▶ _Required task_
The records below need retyping in full; give them again exactly.

[Extracted records]
^^^^^^^^^^^^^^^^

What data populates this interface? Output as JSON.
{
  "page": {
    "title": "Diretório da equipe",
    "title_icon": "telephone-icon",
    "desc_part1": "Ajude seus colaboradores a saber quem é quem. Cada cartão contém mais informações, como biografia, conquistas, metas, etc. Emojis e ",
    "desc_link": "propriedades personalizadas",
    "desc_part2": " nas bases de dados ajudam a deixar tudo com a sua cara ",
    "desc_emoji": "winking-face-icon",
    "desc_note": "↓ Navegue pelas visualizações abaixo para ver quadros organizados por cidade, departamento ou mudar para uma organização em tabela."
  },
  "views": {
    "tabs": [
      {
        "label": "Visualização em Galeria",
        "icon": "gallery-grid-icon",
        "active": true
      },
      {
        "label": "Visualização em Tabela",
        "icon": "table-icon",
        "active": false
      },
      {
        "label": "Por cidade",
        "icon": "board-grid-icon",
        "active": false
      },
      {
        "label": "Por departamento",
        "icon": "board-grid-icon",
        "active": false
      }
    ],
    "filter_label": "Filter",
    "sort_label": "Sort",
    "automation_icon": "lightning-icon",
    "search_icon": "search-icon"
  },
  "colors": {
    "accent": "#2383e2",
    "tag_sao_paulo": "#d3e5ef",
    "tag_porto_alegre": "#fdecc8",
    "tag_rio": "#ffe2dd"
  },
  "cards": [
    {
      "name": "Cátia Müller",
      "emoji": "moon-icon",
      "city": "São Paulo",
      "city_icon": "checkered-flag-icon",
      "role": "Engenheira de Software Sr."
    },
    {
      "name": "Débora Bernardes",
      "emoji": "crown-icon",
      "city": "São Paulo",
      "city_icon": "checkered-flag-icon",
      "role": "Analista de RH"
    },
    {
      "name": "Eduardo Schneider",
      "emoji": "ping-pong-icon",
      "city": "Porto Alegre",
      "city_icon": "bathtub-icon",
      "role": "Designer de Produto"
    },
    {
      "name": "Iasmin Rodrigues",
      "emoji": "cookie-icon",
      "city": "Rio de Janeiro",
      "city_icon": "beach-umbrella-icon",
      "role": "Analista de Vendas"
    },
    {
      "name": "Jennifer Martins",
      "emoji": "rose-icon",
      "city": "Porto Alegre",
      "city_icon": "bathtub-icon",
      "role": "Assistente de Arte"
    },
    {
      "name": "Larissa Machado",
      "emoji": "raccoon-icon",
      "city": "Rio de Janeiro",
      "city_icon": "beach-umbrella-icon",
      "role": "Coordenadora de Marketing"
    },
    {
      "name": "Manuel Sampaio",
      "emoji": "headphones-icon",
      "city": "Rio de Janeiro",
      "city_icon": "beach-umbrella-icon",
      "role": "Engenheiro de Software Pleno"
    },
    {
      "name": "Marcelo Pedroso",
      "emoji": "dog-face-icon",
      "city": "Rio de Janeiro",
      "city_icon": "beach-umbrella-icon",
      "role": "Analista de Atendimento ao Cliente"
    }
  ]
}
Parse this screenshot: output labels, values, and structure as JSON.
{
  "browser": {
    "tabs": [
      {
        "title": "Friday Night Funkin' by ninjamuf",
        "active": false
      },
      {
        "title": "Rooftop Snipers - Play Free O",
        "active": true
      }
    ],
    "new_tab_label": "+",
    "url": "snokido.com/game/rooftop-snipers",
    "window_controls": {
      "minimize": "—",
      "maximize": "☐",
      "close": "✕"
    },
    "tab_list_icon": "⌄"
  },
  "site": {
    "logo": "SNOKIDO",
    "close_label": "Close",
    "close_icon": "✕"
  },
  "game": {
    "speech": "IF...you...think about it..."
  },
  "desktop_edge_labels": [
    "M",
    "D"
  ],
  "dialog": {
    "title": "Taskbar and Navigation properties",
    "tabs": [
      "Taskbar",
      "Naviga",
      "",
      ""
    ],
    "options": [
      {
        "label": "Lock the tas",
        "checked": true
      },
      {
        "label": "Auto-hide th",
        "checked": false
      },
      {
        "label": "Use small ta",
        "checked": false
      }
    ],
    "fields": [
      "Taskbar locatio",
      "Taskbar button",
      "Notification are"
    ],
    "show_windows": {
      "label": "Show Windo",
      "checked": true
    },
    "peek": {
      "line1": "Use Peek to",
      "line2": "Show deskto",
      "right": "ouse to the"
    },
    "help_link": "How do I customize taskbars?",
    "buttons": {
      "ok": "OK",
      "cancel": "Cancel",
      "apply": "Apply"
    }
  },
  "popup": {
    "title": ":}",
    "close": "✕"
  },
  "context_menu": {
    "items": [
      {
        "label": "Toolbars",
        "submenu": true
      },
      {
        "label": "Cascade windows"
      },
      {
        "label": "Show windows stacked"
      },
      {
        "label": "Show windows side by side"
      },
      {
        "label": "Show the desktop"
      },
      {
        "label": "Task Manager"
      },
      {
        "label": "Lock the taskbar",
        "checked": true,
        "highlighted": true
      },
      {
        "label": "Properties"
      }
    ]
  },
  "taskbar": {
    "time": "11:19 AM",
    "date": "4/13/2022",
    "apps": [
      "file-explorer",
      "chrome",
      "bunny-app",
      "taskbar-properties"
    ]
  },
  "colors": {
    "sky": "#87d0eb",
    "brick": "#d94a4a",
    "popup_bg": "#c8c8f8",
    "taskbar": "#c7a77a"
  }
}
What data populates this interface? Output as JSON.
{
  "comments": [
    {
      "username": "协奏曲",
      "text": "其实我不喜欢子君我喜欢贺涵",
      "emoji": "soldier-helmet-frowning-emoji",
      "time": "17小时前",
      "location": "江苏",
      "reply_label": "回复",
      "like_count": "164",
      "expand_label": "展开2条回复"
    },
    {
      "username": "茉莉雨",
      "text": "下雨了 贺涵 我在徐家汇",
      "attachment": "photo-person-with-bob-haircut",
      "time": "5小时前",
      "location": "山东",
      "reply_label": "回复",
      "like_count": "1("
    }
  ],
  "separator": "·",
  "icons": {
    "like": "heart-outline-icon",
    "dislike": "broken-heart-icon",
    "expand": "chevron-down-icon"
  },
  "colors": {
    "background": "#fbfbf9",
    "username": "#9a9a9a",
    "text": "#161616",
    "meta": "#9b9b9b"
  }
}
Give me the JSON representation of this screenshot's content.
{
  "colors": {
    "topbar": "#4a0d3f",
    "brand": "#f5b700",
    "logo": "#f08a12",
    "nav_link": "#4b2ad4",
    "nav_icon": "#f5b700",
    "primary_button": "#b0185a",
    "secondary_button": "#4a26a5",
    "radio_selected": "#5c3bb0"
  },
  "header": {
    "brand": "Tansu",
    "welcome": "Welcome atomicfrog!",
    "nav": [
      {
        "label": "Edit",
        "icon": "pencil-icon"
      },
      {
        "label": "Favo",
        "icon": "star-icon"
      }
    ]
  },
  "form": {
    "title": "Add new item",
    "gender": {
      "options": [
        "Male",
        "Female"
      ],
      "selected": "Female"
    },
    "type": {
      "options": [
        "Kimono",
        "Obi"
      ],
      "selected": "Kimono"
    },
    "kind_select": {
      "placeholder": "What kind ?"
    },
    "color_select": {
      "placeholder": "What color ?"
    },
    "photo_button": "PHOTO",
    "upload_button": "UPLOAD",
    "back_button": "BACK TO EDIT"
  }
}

^^^^^^^^^^^^^^^^

▶ _Output_
What data populates this interface? Output as JSON.
{
  "page": {
    "title": "Diretório da equipe",
    "title_icon": "telephone-icon",
    "desc_part1": "Ajude seus colaboradores a saber quem é quem. Cada cartão contém mais informações, como biografia, conquistas, metas, etc. Emojis e ",
    "desc_link": "propriedades personalizadas",
    "desc_part2": " nas bases de dados ajudam a deixar tudo com a sua cara ",
    "desc_emoji": "winking-face-icon",
    "desc_note": "↓ Navegue pelas visualizações abaixo para ver quadros organizados por cidade, departamento ou mudar para uma organização em tabela."
  },
  "views": {
    "tabs": [
      {
        "label": "Visualização em Galeria",
        "icon": "gallery-grid-icon",
        "active": true
      },
      {
        "label": "Visualização em Tabela",
        "icon": "table-icon",
        "active": false
      },
      {
        "label": "Por cidade",
        "icon": "board-grid-icon",
        "active": false
      },
      {
        "label": "Por departamento",
        "icon": "board-grid-icon",
        "active": false
      }
    ],
    "filter_label": "Filter",
    "sort_label": "Sort",
    "automation_icon": "lightning-icon",
    "search_icon": "search-icon"
  },
  "colors": {
    "accent": "#2383e2",
    "tag_sao_paulo": "#d3e5ef",
    "tag_porto_alegre": "#fdecc8",
    "tag_rio": "#ffe2dd"
  },
  "cards": [
    {
      "name": "Cátia Müller",
      "emoji": "moon-icon",
      "city": "São Paulo",
      "city_icon": "checkered-flag-icon",
      "role": "Engenheira de Software Sr."
    },
    {
      "name": "Débora Bernardes",
      "emoji": "crown-icon",
      "city": "São Paulo",
      "city_icon": "checkered-flag-icon",
      "role": "Analista de RH"
    },
    {
      "name": "Eduardo Schneider",
      "emoji": "ping-pong-icon",
      "city": "Porto Alegre",
      "city_icon": "bathtub-icon",
      "role": "Designer de Produto"
    },
    {
      "name": "Iasmin Rodrigues",
      "emoji": "cookie-icon",
      "city": "Rio de Janeiro",
      "city_icon": "beach-umbrella-icon",
      "role": "Analista de Vendas"
    },
    {
      "name": "Jennifer Martins",
      "emoji": "rose-icon",
      "city": "Porto Alegre",
      "city_icon": "bathtub-icon",
      "role": "Assistente de Arte"
    },
    {
      "name": "Larissa Machado",
      "emoji": "raccoon-icon",
      "city": "Rio de Janeiro",
      "city_icon": "beach-umbrella-icon",
      "role": "Coordenadora de Marketing"
    },
    {
      "name": "Manuel Sampaio",
      "emoji": "headphones-icon",
      "city": "Rio de Janeiro",
      "city_icon": "beach-umbrella-icon",
      "role": "Engenheiro de Software Pleno"
    },
    {
      "name": "Marcelo Pedroso",
      "emoji": "dog-face-icon",
      "city": "Rio de Janeiro",
      "city_icon": "beach-umbrella-icon",
      "role": "Analista de Atendimento ao Cliente"
    }
  ]
}
Parse this screenshot: output labels, values, and structure as JSON.
{
  "browser": {
    "tabs": [
      {
        "title": "Friday Night Funkin' by ninjamuf",
        "active": false
      },
      {
        "title": "Rooftop Snipers - Play Free O",
        "active": true
      }
    ],
    "new_tab_label": "+",
    "url": "snokido.com/game/rooftop-snipers",
    "window_controls": {
      "minimize": "—",
      "maximize": "☐",
      "close": "✕"
    },
    "tab_list_icon": "⌄"
  },
  "site": {
    "logo": "SNOKIDO",
    "close_label": "Close",
    "close_icon": "✕"
  },
  "game": {
    "speech": "IF...you...think about it..."
  },
  "desktop_edge_labels": [
    "M",
    "D"
  ],
  "dialog": {
    "title": "Taskbar and Navigation properties",
    "tabs": [
      "Taskbar",
      "Naviga",
      "",
      ""
    ],
    "options": [
      {
        "label": "Lock the tas",
        "checked": true
      },
      {
        "label": "Auto-hide th",
        "checked": false
      },
      {
        "label": "Use small ta",
        "checked": false
      }
    ],
    "fields": [
      "Taskbar locatio",
      "Taskbar button",
      "Notification are"
    ],
    "show_windows": {
      "label": "Show Windo",
      "checked": true
    },
    "peek": {
      "line1": "Use Peek to",
      "line2": "Show deskto",
      "right": "ouse to the"
    },
    "help_link": "How do I customize taskbars?",
    "buttons": {
      "ok": "OK",
      "cancel": "Cancel",
      "apply": "Apply"
    }
  },
  "popup": {
    "title": ":}",
    "close": "✕"
  },
  "context_menu": {
    "items": [
      {
        "label": "Toolbars",
        "submenu": true
      },
      {
        "label": "Cascade windows"
      },
      {
        "label": "Show windows stacked"
      },
      {
        "label": "Show windows side by side"
      },
      {
        "label": "Show the desktop"
      },
      {
        "label": "Task Manager"
      },
      {
        "label": "Lock the taskbar",
        "checked": true,
        "highlighted": true
      },
      {
        "label": "Properties"
      }
    ]
  },
  "taskbar": {
    "time": "11:19 AM",
    "date": "4/13/2022",
    "apps": [
      "file-explorer",
      "chrome",
      "bunny-app",
      "taskbar-properties"
    ]
  },
  "colors": {
    "sky": "#87d0eb",
    "brick": "#d94a4a",
    "popup_bg": "#c8c8f8",
    "taskbar": "#c7a77a"
  }
}
What data populates this interface? Output as JSON.
{
  "comments": [
    {
      "username": "协奏曲",
      "text": "其实我不喜欢子君我喜欢贺涵",
      "emoji": "soldier-helmet-frowning-emoji",
      "time": "17小时前",
      "location": "江苏",
      "reply_label": "回复",
      "like_count": "164",
      "expand_label": "展开2条回复"
    },
    {
      "username": "茉莉雨",
      "text": "下雨了 贺涵 我在徐家汇",
      "attachment": "photo-person-with-bob-haircut",
      "time": "5小时前",
      "location": "山东",
      "reply_label": "回复",
      "like_count": "1("
    }
  ],
  "separator": "·",
  "icons": {
    "like": "heart-outline-icon",
    "dislike": "broken-heart-icon",
    "expand": "chevron-down-icon"
  },
  "colors": {
    "background": "#fbfbf9",
    "username": "#9a9a9a",
    "text": "#161616",
    "meta": "#9b9b9b"
  }
}
Give me the JSON representation of this screenshot's content.
{
  "colors": {
    "topbar": "#4a0d3f",
    "brand": "#f5b700",
    "logo": "#f08a12",
    "nav_link": "#4b2ad4",
    "nav_icon": "#f5b700",
    "primary_button": "#b0185a",
    "secondary_button": "#4a26a5",
    "radio_selected": "#5c3bb0"
  },
  "header": {
    "brand": "Tansu",
    "welcome": "Welcome atomicfrog!",
    "nav": [
      {
        "label": "Edit",
        "icon": "pencil-icon"
      },
      {
        "label": "Favo",
        "icon": "star-icon"
      }
    ]
  },
  "form": {
    "title": "Add new item",
    "gender": {
      "options": [
        "Male",
        "Female"
      ],
      "selected": "Female"
    },
    "type": {
      "options": [
        "Kimono",
        "Obi"
      ],
      "selected": "Kimono"
    },
    "kind_select": {
      "placeholder": "What kind ?"
    },
    "color_select": {
      "placeholder": "What color ?"
    },
    "photo_button": "PHOTO",
    "upload_button": "UPLOAD",
    "back_button": "BACK TO EDIT"
  }
}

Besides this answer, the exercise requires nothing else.